-------- DATA ENTRIES --------

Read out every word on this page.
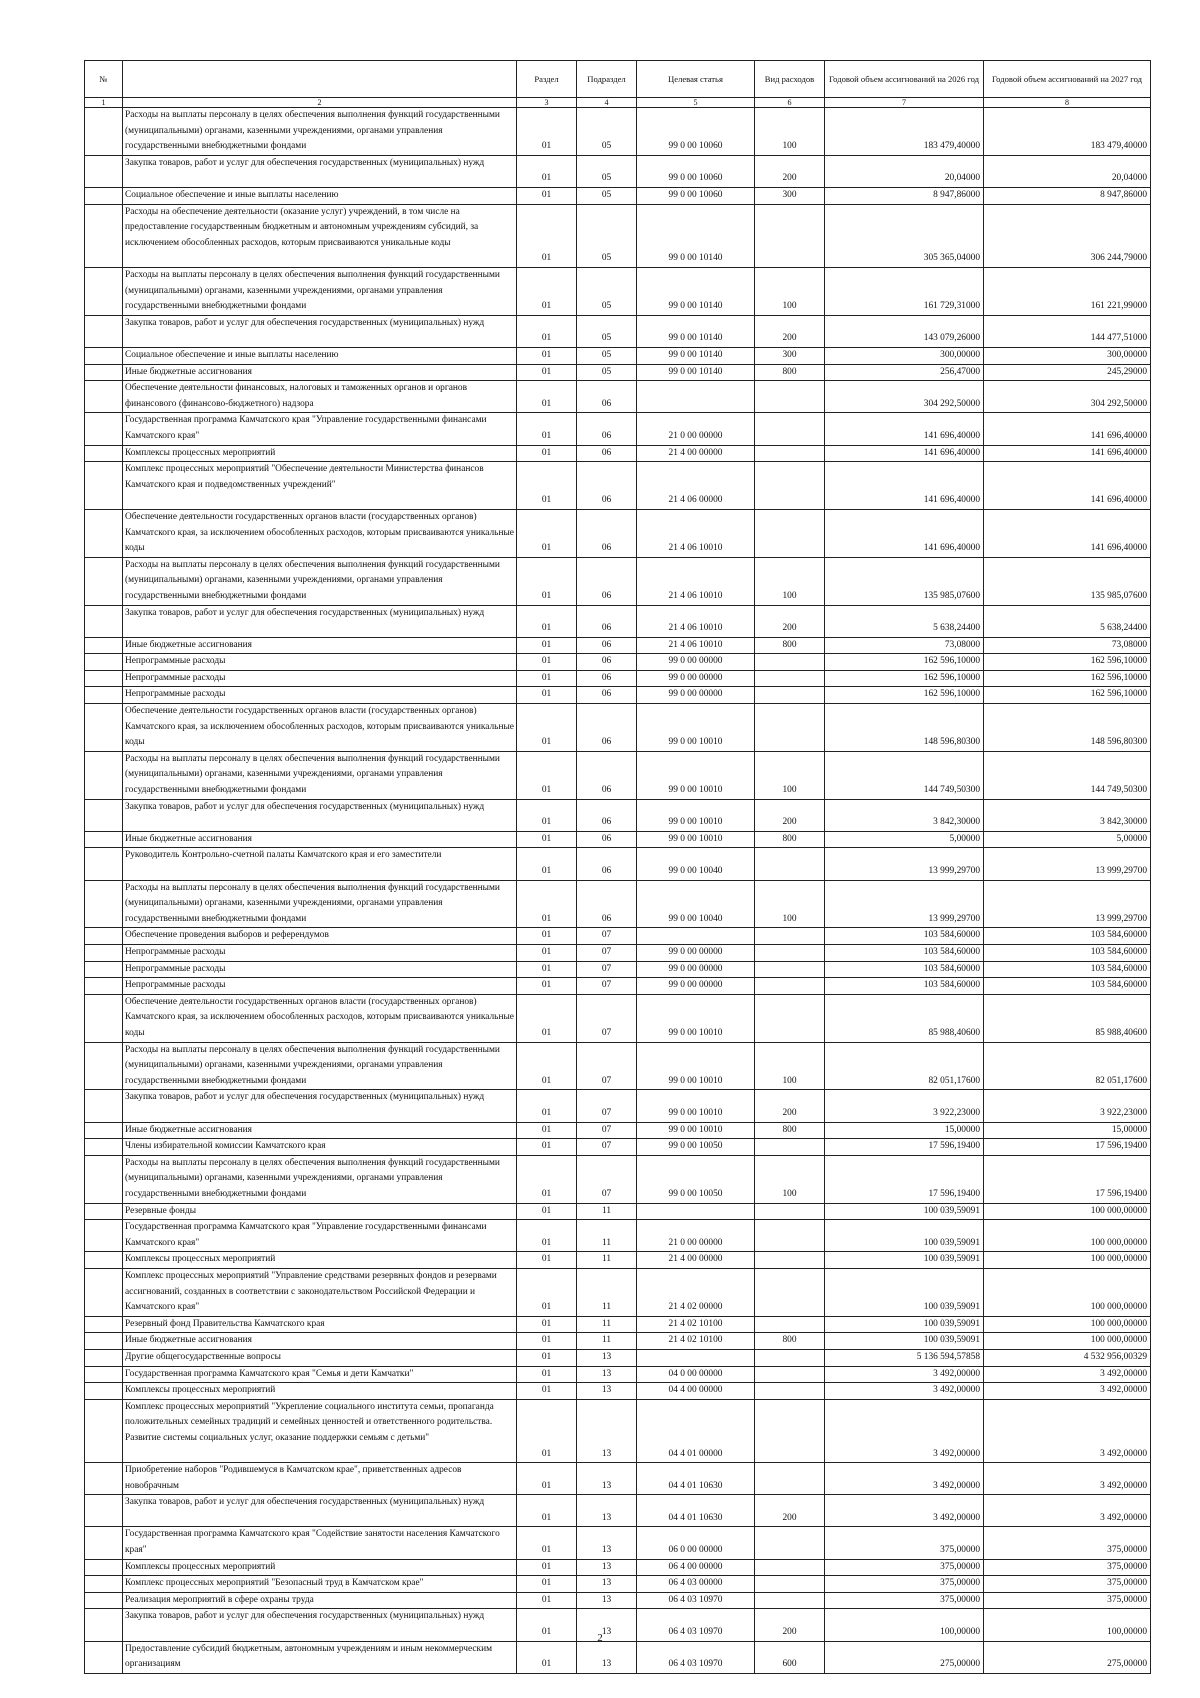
№		Раздел	Подраздел	Целевая статья	Вид расходов	Годовой объем ассигнований на 2026 год	Годовой объем ассигнований на 2027 год
1	2	3	4	5	6	7	8
	Расходы на выплаты персоналу в целях обеспечения выполнения функций государственными (муниципальными) органами, казенными учреждениями, органами управления государственными внебюджетными фондами	01	05	99 0 00 10060	100	183 479,40000	183 479,40000
	Закупка товаров, работ и услуг для обеспечения государственных (муниципальных) нужд	01	05	99 0 00 10060	200	20,04000	20,04000
	Социальное обеспечение и иные выплаты населению	01	05	99 0 00 10060	300	8 947,86000	8 947,86000
	Расходы на обеспечение деятельности (оказание услуг) учреждений, в том числе на предоставление государственным бюджетным и автономным учреждениям субсидий, за исключением обособленных расходов, которым присваиваются уникальные коды	01	05	99 0 00 10140		305 365,04000	306 244,79000
	Расходы на выплаты персоналу в целях обеспечения выполнения функций государственными (муниципальными) органами, казенными учреждениями, органами управления государственными внебюджетными фондами	01	05	99 0 00 10140	100	161 729,31000	161 221,99000
	Закупка товаров, работ и услуг для обеспечения государственных (муниципальных) нужд	01	05	99 0 00 10140	200	143 079,26000	144 477,51000
	Социальное обеспечение и иные выплаты населению	01	05	99 0 00 10140	300	300,00000	300,00000
	Иные бюджетные ассигнования	01	05	99 0 00 10140	800	256,47000	245,29000
	Обеспечение деятельности финансовых, налоговых и таможенных органов и органов финансового (финансово-бюджетного) надзора	01	06			304 292,50000	304 292,50000
	Государственная программа Камчатского края "Управление государственными финансами Камчатского края"	01	06	21 0 00 00000		141 696,40000	141 696,40000
	Комплексы процессных мероприятий	01	06	21 4 00 00000		141 696,40000	141 696,40000
	Комплекс процессных мероприятий "Обеспечение деятельности Министерства финансов Камчатского края и подведомственных учреждений"	01	06	21 4 06 00000		141 696,40000	141 696,40000
	Обеспечение деятельности государственных органов власти (государственных органов) Камчатского края, за исключением обособленных расходов, которым присваиваются уникальные коды	01	06	21 4 06 10010		141 696,40000	141 696,40000
	Расходы на выплаты персоналу в целях обеспечения выполнения функций государственными (муниципальными) органами, казенными учреждениями, органами управления государственными внебюджетными фондами	01	06	21 4 06 10010	100	135 985,07600	135 985,07600
	Закупка товаров, работ и услуг для обеспечения государственных (муниципальных) нужд	01	06	21 4 06 10010	200	5 638,24400	5 638,24400
	Иные бюджетные ассигнования	01	06	21 4 06 10010	800	73,08000	73,08000
	Непрограммные расходы	01	06	99 0 00 00000		162 596,10000	162 596,10000
	Непрограммные расходы	01	06	99 0 00 00000		162 596,10000	162 596,10000
	Непрограммные расходы	01	06	99 0 00 00000		162 596,10000	162 596,10000
	Обеспечение деятельности государственных органов власти (государственных органов) Камчатского края, за исключением обособленных расходов, которым присваиваются уникальные коды	01	06	99 0 00 10010		148 596,80300	148 596,80300
	Расходы на выплаты персоналу в целях обеспечения выполнения функций государственными (муниципальными) органами, казенными учреждениями, органами управления государственными внебюджетными фондами	01	06	99 0 00 10010	100	144 749,50300	144 749,50300
	Закупка товаров, работ и услуг для обеспечения государственных (муниципальных) нужд	01	06	99 0 00 10010	200	3 842,30000	3 842,30000
	Иные бюджетные ассигнования	01	06	99 0 00 10010	800	5,00000	5,00000
	Руководитель Контрольно-счетной палаты Камчатского края и его заместители	01	06	99 0 00 10040		13 999,29700	13 999,29700
	Расходы на выплаты персоналу в целях обеспечения выполнения функций государственными (муниципальными) органами, казенными учреждениями, органами управления государственными внебюджетными фондами	01	06	99 0 00 10040	100	13 999,29700	13 999,29700
	Обеспечение проведения выборов и референдумов	01	07			103 584,60000	103 584,60000
	Непрограммные расходы	01	07	99 0 00 00000		103 584,60000	103 584,60000
	Непрограммные расходы	01	07	99 0 00 00000		103 584,60000	103 584,60000
	Непрограммные расходы	01	07	99 0 00 00000		103 584,60000	103 584,60000
	Обеспечение деятельности государственных органов власти (государственных органов) Камчатского края, за исключением обособленных расходов, которым присваиваются уникальные коды	01	07	99 0 00 10010		85 988,40600	85 988,40600
	Расходы на выплаты персоналу в целях обеспечения выполнения функций государственными (муниципальными) органами, казенными учреждениями, органами управления государственными внебюджетными фондами	01	07	99 0 00 10010	100	82 051,17600	82 051,17600
	Закупка товаров, работ и услуг для обеспечения государственных (муниципальных) нужд	01	07	99 0 00 10010	200	3 922,23000	3 922,23000
	Иные бюджетные ассигнования	01	07	99 0 00 10010	800	15,00000	15,00000
	Члены избирательной комиссии Камчатского края	01	07	99 0 00 10050		17 596,19400	17 596,19400
	Расходы на выплаты персоналу в целях обеспечения выполнения функций государственными (муниципальными) органами, казенными учреждениями, органами управления государственными внебюджетными фондами	01	07	99 0 00 10050	100	17 596,19400	17 596,19400
	Резервные фонды	01	11			100 039,59091	100 000,00000
	Государственная программа Камчатского края "Управление государственными финансами Камчатского края"	01	11	21 0 00 00000		100 039,59091	100 000,00000
	Комплексы процессных мероприятий	01	11	21 4 00 00000		100 039,59091	100 000,00000
	Комплекс процессных мероприятий "Управление средствами резервных фондов и резервами ассигнований, созданных в соответствии с законодательством Российской Федерации и Камчатского края"	01	11	21 4 02 00000		100 039,59091	100 000,00000
	Резервный фонд Правительства Камчатского края	01	11	21 4 02 10100		100 039,59091	100 000,00000
	Иные бюджетные ассигнования	01	11	21 4 02 10100	800	100 039,59091	100 000,00000
	Другие общегосударственные вопросы	01	13			5 136 594,57858	4 532 956,00329
	Государственная программа Камчатского края "Семья и дети Камчатки"	01	13	04 0 00 00000		3 492,00000	3 492,00000
	Комплексы процессных мероприятий	01	13	04 4 00 00000		3 492,00000	3 492,00000
	Комплекс процессных мероприятий "Укрепление социального института семьи, пропаганда положительных семейных традиций и семейных ценностей и ответственного родительства. Развитие системы социальных услуг, оказание поддержки семьям с детьми"	01	13	04 4 01 00000		3 492,00000	3 492,00000
	Приобретение наборов "Родившемуся в Камчатском крае", приветственных адресов новобрачным	01	13	04 4 01 10630		3 492,00000	3 492,00000
	Закупка товаров, работ и услуг для обеспечения государственных (муниципальных) нужд	01	13	04 4 01 10630	200	3 492,00000	3 492,00000
	Государственная программа Камчатского края "Содействие занятости населения Камчатского края"	01	13	06 0 00 00000		375,00000	375,00000
	Комплексы процессных мероприятий	01	13	06 4 00 00000		375,00000	375,00000
	Комплекс процессных мероприятий "Безопасный труд в Камчатском крае"	01	13	06 4 03 00000		375,00000	375,00000
	Реализация мероприятий в сфере охраны труда	01	13	06 4 03 10970		375,00000	375,00000
	Закупка товаров, работ и услуг для обеспечения государственных (муниципальных) нужд	01	13	06 4 03 10970	200	100,00000	100,00000
	Предоставление субсидий бюджетным, автономным учреждениям и иным некоммерческим организациям	01	13	06 4 03 10970	600	275,00000	275,00000
2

--------

Nothing in the entries should change as you copy them, except that the pictures are left out.

Read out every word on this page.
№		Раздел	Подраздел	Целевая статья	Вид расходов	Годовой объем ассигнований на 2026 год	Годовой объем ассигнований на 2027 год
1	2	3	4	5	6	7	8
	Расходы на выплаты персоналу в целях обеспечения выполнения функций государственными (муниципальными) органами, казенными учреждениями, органами управления государственными внебюджетными фондами	01	05	99 0 00 10060	100	183 479,40000	183 479,40000
	Закупка товаров, работ и услуг для обеспечения государственных (муниципальных) нужд	01	05	99 0 00 10060	200	20,04000	20,04000
	Социальное обеспечение и иные выплаты населению	01	05	99 0 00 10060	300	8 947,86000	8 947,86000
	Расходы на обеспечение деятельности (оказание услуг) учреждений, в том числе на предоставление государственным бюджетным и автономным учреждениям субсидий, за исключением обособленных расходов, которым присваиваются уникальные коды	01	05	99 0 00 10140		305 365,04000	306 244,79000
	Расходы на выплаты персоналу в целях обеспечения выполнения функций государственными (муниципальными) органами, казенными учреждениями, органами управления государственными внебюджетными фондами	01	05	99 0 00 10140	100	161 729,31000	161 221,99000
	Закупка товаров, работ и услуг для обеспечения государственных (муниципальных) нужд	01	05	99 0 00 10140	200	143 079,26000	144 477,51000
	Социальное обеспечение и иные выплаты населению	01	05	99 0 00 10140	300	300,00000	300,00000
	Иные бюджетные ассигнования	01	05	99 0 00 10140	800	256,47000	245,29000
	Обеспечение деятельности финансовых, налоговых и таможенных органов и органов финансового (финансово-бюджетного) надзора	01	06			304 292,50000	304 292,50000
	Государственная программа Камчатского края "Управление государственными финансами Камчатского края"	01	06	21 0 00 00000		141 696,40000	141 696,40000
	Комплексы процессных мероприятий	01	06	21 4 00 00000		141 696,40000	141 696,40000
	Комплекс процессных мероприятий "Обеспечение деятельности Министерства финансов Камчатского края и подведомственных учреждений"	01	06	21 4 06 00000		141 696,40000	141 696,40000
	Обеспечение деятельности государственных органов власти (государственных органов) Камчатского края, за исключением обособленных расходов, которым присваиваются уникальные коды	01	06	21 4 06 10010		141 696,40000	141 696,40000
	Расходы на выплаты персоналу в целях обеспечения выполнения функций государственными (муниципальными) органами, казенными учреждениями, органами управления государственными внебюджетными фондами	01	06	21 4 06 10010	100	135 985,07600	135 985,07600
	Закупка товаров, работ и услуг для обеспечения государственных (муниципальных) нужд	01	06	21 4 06 10010	200	5 638,24400	5 638,24400
	Иные бюджетные ассигнования	01	06	21 4 06 10010	800	73,08000	73,08000
	Непрограммные расходы	01	06	99 0 00 00000		162 596,10000	162 596,10000
	Непрограммные расходы	01	06	99 0 00 00000		162 596,10000	162 596,10000
	Непрограммные расходы	01	06	99 0 00 00000		162 596,10000	162 596,10000
	Обеспечение деятельности государственных органов власти (государственных органов) Камчатского края, за исключением обособленных расходов, которым присваиваются уникальные коды	01	06	99 0 00 10010		148 596,80300	148 596,80300
	Расходы на выплаты персоналу в целях обеспечения выполнения функций государственными (муниципальными) органами, казенными учреждениями, органами управления государственными внебюджетными фондами	01	06	99 0 00 10010	100	144 749,50300	144 749,50300
	Закупка товаров, работ и услуг для обеспечения государственных (муниципальных) нужд	01	06	99 0 00 10010	200	3 842,30000	3 842,30000
	Иные бюджетные ассигнования	01	06	99 0 00 10010	800	5,00000	5,00000
	Руководитель Контрольно-счетной палаты Камчатского края и его заместители	01	06	99 0 00 10040		13 999,29700	13 999,29700
	Расходы на выплаты персоналу в целях обеспечения выполнения функций государственными (муниципальными) органами, казенными учреждениями, органами управления государственными внебюджетными фондами	01	06	99 0 00 10040	100	13 999,29700	13 999,29700
	Обеспечение проведения выборов и референдумов	01	07			103 584,60000	103 584,60000
	Непрограммные расходы	01	07	99 0 00 00000		103 584,60000	103 584,60000
	Непрограммные расходы	01	07	99 0 00 00000		103 584,60000	103 584,60000
	Непрограммные расходы	01	07	99 0 00 00000		103 584,60000	103 584,60000
	Обеспечение деятельности государственных органов власти (государственных органов) Камчатского края, за исключением обособленных расходов, которым присваиваются уникальные коды	01	07	99 0 00 10010		85 988,40600	85 988,40600
	Расходы на выплаты персоналу в целях обеспечения выполнения функций государственными (муниципальными) органами, казенными учреждениями, органами управления государственными внебюджетными фондами	01	07	99 0 00 10010	100	82 051,17600	82 051,17600
	Закупка товаров, работ и услуг для обеспечения государственных (муниципальных) нужд	01	07	99 0 00 10010	200	3 922,23000	3 922,23000
	Иные бюджетные ассигнования	01	07	99 0 00 10010	800	15,00000	15,00000
	Члены избирательной комиссии Камчатского края	01	07	99 0 00 10050		17 596,19400	17 596,19400
	Расходы на выплаты персоналу в целях обеспечения выполнения функций государственными (муниципальными) органами, казенными учреждениями, органами управления государственными внебюджетными фондами	01	07	99 0 00 10050	100	17 596,19400	17 596,19400
	Резервные фонды	01	11			100 039,59091	100 000,00000
	Государственная программа Камчатского края "Управление государственными финансами Камчатского края"	01	11	21 0 00 00000		100 039,59091	100 000,00000
	Комплексы процессных мероприятий	01	11	21 4 00 00000		100 039,59091	100 000,00000
	Комплекс процессных мероприятий "Управление средствами резервных фондов и резервами ассигнований, созданных в соответствии с законодательством Российской Федерации и Камчатского края"	01	11	21 4 02 00000		100 039,59091	100 000,00000
	Резервный фонд Правительства Камчатского края	01	11	21 4 02 10100		100 039,59091	100 000,00000
	Иные бюджетные ассигнования	01	11	21 4 02 10100	800	100 039,59091	100 000,00000
	Другие общегосударственные вопросы	01	13			5 136 594,57858	4 532 956,00329
	Государственная программа Камчатского края "Семья и дети Камчатки"	01	13	04 0 00 00000		3 492,00000	3 492,00000
	Комплексы процессных мероприятий	01	13	04 4 00 00000		3 492,00000	3 492,00000
	Комплекс процессных мероприятий "Укрепление социального института семьи, пропаганда положительных семейных традиций и семейных ценностей и ответственного родительства. Развитие системы социальных услуг, оказание поддержки семьям с детьми"	01	13	04 4 01 00000		3 492,00000	3 492,00000
	Приобретение наборов "Родившемуся в Камчатском крае", приветственных адресов новобрачным	01	13	04 4 01 10630		3 492,00000	3 492,00000
	Закупка товаров, работ и услуг для обеспечения государственных (муниципальных) нужд	01	13	04 4 01 10630	200	3 492,00000	3 492,00000
	Государственная программа Камчатского края "Содействие занятости населения Камчатского края"	01	13	06 0 00 00000		375,00000	375,00000
	Комплексы процессных мероприятий	01	13	06 4 00 00000		375,00000	375,00000
	Комплекс процессных мероприятий "Безопасный труд в Камчатском крае"	01	13	06 4 03 00000		375,00000	375,00000
	Реализация мероприятий в сфере охраны труда	01	13	06 4 03 10970		375,00000	375,00000
	Закупка товаров, работ и услуг для обеспечения государственных (муниципальных) нужд	01	13	06 4 03 10970	200	100,00000	100,00000
	Предоставление субсидий бюджетным, автономным учреждениям и иным некоммерческим организациям	01	13	06 4 03 10970	600	275,00000	275,00000
2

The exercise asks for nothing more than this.